Will you give every entry again exactly as it stands?

## START

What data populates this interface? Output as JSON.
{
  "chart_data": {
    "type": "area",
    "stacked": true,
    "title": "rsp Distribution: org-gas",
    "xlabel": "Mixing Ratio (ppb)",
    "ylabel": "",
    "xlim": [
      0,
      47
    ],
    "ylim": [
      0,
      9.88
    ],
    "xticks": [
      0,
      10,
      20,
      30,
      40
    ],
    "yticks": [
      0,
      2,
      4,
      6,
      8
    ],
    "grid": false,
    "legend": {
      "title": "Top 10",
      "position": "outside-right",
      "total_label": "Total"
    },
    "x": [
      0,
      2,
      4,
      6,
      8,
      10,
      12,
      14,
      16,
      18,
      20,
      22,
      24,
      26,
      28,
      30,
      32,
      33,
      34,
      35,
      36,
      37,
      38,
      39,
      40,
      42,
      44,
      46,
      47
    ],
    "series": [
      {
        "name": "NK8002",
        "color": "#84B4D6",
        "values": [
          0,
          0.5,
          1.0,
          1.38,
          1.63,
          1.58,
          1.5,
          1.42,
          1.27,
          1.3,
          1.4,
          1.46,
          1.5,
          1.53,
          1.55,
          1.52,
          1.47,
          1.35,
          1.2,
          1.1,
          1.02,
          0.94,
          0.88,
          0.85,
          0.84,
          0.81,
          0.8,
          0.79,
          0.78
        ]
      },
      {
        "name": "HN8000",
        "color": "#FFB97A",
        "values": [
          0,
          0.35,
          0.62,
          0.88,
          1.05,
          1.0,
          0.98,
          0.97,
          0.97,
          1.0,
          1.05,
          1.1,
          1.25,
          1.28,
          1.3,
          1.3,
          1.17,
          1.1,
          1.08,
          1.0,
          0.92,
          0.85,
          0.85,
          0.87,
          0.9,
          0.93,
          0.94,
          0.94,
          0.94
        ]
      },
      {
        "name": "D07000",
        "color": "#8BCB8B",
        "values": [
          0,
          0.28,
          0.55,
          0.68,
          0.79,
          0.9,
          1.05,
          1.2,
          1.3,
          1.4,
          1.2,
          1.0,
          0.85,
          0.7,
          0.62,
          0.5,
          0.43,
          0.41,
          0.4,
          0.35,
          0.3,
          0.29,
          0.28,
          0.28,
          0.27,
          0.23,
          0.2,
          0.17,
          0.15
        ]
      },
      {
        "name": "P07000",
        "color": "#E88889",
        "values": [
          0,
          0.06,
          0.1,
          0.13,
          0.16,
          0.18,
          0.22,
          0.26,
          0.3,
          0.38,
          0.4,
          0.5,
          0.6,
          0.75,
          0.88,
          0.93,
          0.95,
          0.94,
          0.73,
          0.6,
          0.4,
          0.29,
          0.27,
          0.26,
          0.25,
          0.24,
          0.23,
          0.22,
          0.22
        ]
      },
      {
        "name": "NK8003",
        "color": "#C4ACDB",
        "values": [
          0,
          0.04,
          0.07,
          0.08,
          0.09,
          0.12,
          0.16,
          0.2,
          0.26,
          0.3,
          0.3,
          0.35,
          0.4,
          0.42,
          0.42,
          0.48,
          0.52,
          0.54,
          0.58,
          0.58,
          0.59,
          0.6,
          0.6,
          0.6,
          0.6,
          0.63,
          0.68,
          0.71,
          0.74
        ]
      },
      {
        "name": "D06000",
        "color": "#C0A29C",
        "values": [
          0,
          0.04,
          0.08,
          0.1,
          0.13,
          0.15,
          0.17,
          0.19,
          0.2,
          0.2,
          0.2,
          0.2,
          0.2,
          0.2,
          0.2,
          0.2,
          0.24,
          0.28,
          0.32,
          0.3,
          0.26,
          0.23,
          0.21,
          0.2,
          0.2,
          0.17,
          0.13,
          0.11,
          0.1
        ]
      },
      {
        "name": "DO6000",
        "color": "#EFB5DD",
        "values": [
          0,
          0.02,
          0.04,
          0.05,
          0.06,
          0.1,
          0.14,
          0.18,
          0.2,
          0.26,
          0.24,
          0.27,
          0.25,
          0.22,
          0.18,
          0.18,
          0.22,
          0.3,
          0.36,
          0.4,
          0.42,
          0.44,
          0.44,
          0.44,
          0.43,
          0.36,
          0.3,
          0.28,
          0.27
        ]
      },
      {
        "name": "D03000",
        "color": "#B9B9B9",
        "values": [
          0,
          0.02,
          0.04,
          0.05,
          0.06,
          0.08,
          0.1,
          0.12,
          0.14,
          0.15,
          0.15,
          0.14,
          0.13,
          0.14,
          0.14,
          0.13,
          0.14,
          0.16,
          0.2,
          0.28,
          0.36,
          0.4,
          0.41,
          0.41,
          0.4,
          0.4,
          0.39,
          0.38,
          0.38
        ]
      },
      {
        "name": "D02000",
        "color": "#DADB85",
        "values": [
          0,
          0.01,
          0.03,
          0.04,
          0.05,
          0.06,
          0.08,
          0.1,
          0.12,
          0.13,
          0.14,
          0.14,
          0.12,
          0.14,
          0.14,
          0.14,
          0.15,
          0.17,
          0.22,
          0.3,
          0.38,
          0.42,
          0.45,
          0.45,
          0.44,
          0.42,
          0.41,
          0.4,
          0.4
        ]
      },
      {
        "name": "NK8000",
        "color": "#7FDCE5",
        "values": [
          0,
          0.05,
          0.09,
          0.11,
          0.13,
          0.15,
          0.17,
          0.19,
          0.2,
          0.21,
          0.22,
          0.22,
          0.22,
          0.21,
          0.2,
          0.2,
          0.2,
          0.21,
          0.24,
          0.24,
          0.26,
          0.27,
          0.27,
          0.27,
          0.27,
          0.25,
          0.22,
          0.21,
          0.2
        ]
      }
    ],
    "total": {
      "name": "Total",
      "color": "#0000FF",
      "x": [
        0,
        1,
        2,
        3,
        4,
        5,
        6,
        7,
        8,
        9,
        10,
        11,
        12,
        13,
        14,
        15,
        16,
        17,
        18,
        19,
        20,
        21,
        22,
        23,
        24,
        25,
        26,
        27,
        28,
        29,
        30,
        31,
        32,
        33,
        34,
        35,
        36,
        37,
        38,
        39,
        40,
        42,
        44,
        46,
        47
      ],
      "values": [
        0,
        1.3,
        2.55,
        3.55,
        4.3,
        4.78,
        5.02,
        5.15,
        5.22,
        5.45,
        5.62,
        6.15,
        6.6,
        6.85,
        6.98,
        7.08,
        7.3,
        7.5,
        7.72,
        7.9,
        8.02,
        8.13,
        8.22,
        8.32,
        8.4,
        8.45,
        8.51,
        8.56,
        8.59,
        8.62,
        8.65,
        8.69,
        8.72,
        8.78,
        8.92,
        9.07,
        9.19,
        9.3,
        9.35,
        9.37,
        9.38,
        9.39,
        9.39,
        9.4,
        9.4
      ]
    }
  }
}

## END

## Output below
What data populates this interface? Output as JSON.
{
  "chart_data": {
    "type": "area",
    "stacked": true,
    "title": "rsp Distribution: org-gas",
    "xlabel": "Mixing Ratio (ppb)",
    "ylabel": "",
    "xlim": [
      0,
      47
    ],
    "ylim": [
      0,
      9.88
    ],
    "xticks": [
      0,
      10,
      20,
      30,
      40
    ],
    "yticks": [
      0,
      2,
      4,
      6,
      8
    ],
    "grid": false,
    "legend": {
      "title": "Top 10",
      "position": "outside-right",
      "total_label": "Total"
    },
    "x": [
      0,
      2,
      4,
      6,
      8,
      10,
      12,
      14,
      16,
      18,
      20,
      22,
      24,
      26,
      28,
      30,
      32,
      33,
      34,
      35,
      36,
      37,
      38,
      39,
      40,
      42,
      44,
      46,
      47
    ],
    "series": [
      {
        "name": "NK8002",
        "color": "#84B4D6",
        "values": [
          0,
          0.5,
          1.0,
          1.38,
          1.63,
          1.58,
          1.5,
          1.42,
          1.27,
          1.3,
          1.4,
          1.46,
          1.5,
          1.53,
          1.55,
          1.52,
          1.47,
          1.35,
          1.2,
          1.1,
          1.02,
          0.94,
          0.88,
          0.85,
          0.84,
          0.81,
          0.8,
          0.79,
          0.78
        ]
      },
      {
        "name": "HN8000",
        "color": "#FFB97A",
        "values": [
          0,
          0.35,
          0.62,
          0.88,
          1.05,
          1.0,
          0.98,
          0.97,
          0.97,
          1.0,
          1.05,
          1.1,
          1.25,
          1.28,
          1.3,
          1.3,
          1.17,
          1.1,
          1.08,
          1.0,
          0.92,
          0.85,
          0.85,
          0.87,
          0.9,
          0.93,
          0.94,
          0.94,
          0.94
        ]
      },
      {
        "name": "D07000",
        "color": "#8BCB8B",
        "values": [
          0,
          0.28,
          0.55,
          0.68,
          0.79,
          0.9,
          1.05,
          1.2,
          1.3,
          1.4,
          1.2,
          1.0,
          0.85,
          0.7,
          0.62,
          0.5,
          0.43,
          0.41,
          0.4,
          0.35,
          0.3,
          0.29,
          0.28,
          0.28,
          0.27,
          0.23,
          0.2,
          0.17,
          0.15
        ]
      },
      {
        "name": "P07000",
        "color": "#E88889",
        "values": [
          0,
          0.06,
          0.1,
          0.13,
          0.16,
          0.18,
          0.22,
          0.26,
          0.3,
          0.38,
          0.4,
          0.5,
          0.6,
          0.75,
          0.88,
          0.93,
          0.95,
          0.94,
          0.73,
          0.6,
          0.4,
          0.29,
          0.27,
          0.26,
          0.25,
          0.24,
          0.23,
          0.22,
          0.22
        ]
      },
      {
        "name": "NK8003",
        "color": "#C4ACDB",
        "values": [
          0,
          0.04,
          0.07,
          0.08,
          0.09,
          0.12,
          0.16,
          0.2,
          0.26,
          0.3,
          0.3,
          0.35,
          0.4,
          0.42,
          0.42,
          0.48,
          0.52,
          0.54,
          0.58,
          0.58,
          0.59,
          0.6,
          0.6,
          0.6,
          0.6,
          0.63,
          0.68,
          0.71,
          0.74
        ]
      },
      {
        "name": "D06000",
        "color": "#C0A29C",
        "values": [
          0,
          0.04,
          0.08,
          0.1,
          0.13,
          0.15,
          0.17,
          0.19,
          0.2,
          0.2,
          0.2,
          0.2,
          0.2,
          0.2,
          0.2,
          0.2,
          0.24,
          0.28,
          0.32,
          0.3,
          0.26,
          0.23,
          0.21,
          0.2,
          0.2,
          0.17,
          0.13,
          0.11,
          0.1
        ]
      },
      {
        "name": "DO6000",
        "color": "#EFB5DD",
        "values": [
          0,
          0.02,
          0.04,
          0.05,
          0.06,
          0.1,
          0.14,
          0.18,
          0.2,
          0.26,
          0.24,
          0.27,
          0.25,
          0.22,
          0.18,
          0.18,
          0.22,
          0.3,
          0.36,
          0.4,
          0.42,
          0.44,
          0.44,
          0.44,
          0.43,
          0.36,
          0.3,
          0.28,
          0.27
        ]
      },
      {
        "name": "D03000",
        "color": "#B9B9B9",
        "values": [
          0,
          0.02,
          0.04,
          0.05,
          0.06,
          0.08,
          0.1,
          0.12,
          0.14,
          0.15,
          0.15,
          0.14,
          0.13,
          0.14,
          0.14,
          0.13,
          0.14,
          0.16,
          0.2,
          0.28,
          0.36,
          0.4,
          0.41,
          0.41,
          0.4,
          0.4,
          0.39,
          0.38,
          0.38
        ]
      },
      {
        "name": "D02000",
        "color": "#DADB85",
        "values": [
          0,
          0.01,
          0.03,
          0.04,
          0.05,
          0.06,
          0.08,
          0.1,
          0.12,
          0.13,
          0.14,
          0.14,
          0.12,
          0.14,
          0.14,
          0.14,
          0.15,
          0.17,
          0.22,
          0.3,
          0.38,
          0.42,
          0.45,
          0.45,
          0.44,
          0.42,
          0.41,
          0.4,
          0.4
        ]
      },
      {
        "name": "NK8000",
        "color": "#7FDCE5",
        "values": [
          0,
          0.05,
          0.09,
          0.11,
          0.13,
          0.15,
          0.17,
          0.19,
          0.2,
          0.21,
          0.22,
          0.22,
          0.22,
          0.21,
          0.2,
          0.2,
          0.2,
          0.21,
          0.24,
          0.24,
          0.26,
          0.27,
          0.27,
          0.27,
          0.27,
          0.25,
          0.22,
          0.21,
          0.2
        ]
      }
    ],
    "total": {
      "name": "Total",
      "color": "#0000FF",
      "x": [
        0,
        1,
        2,
        3,
        4,
        5,
        6,
        7,
        8,
        9,
        10,
        11,
        12,
        13,
        14,
        15,
        16,
        17,
        18,
        19,
        20,
        21,
        22,
        23,
        24,
        25,
        26,
        27,
        28,
        29,
        30,
        31,
        32,
        33,
        34,
        35,
        36,
        37,
        38,
        39,
        40,
        42,
        44,
        46,
        47
      ],
      "values": [
        0,
        1.3,
        2.55,
        3.55,
        4.3,
        4.78,
        5.02,
        5.15,
        5.22,
        5.45,
        5.62,
        6.15,
        6.6,
        6.85,
        6.98,
        7.08,
        7.3,
        7.5,
        7.72,
        7.9,
        8.02,
        8.13,
        8.22,
        8.32,
        8.4,
        8.45,
        8.51,
        8.56,
        8.59,
        8.62,
        8.65,
        8.69,
        8.72,
        8.78,
        8.92,
        9.07,
        9.19,
        9.3,
        9.35,
        9.37,
        9.38,
        9.39,
        9.39,
        9.4,
        9.4
      ]
    }
  }
}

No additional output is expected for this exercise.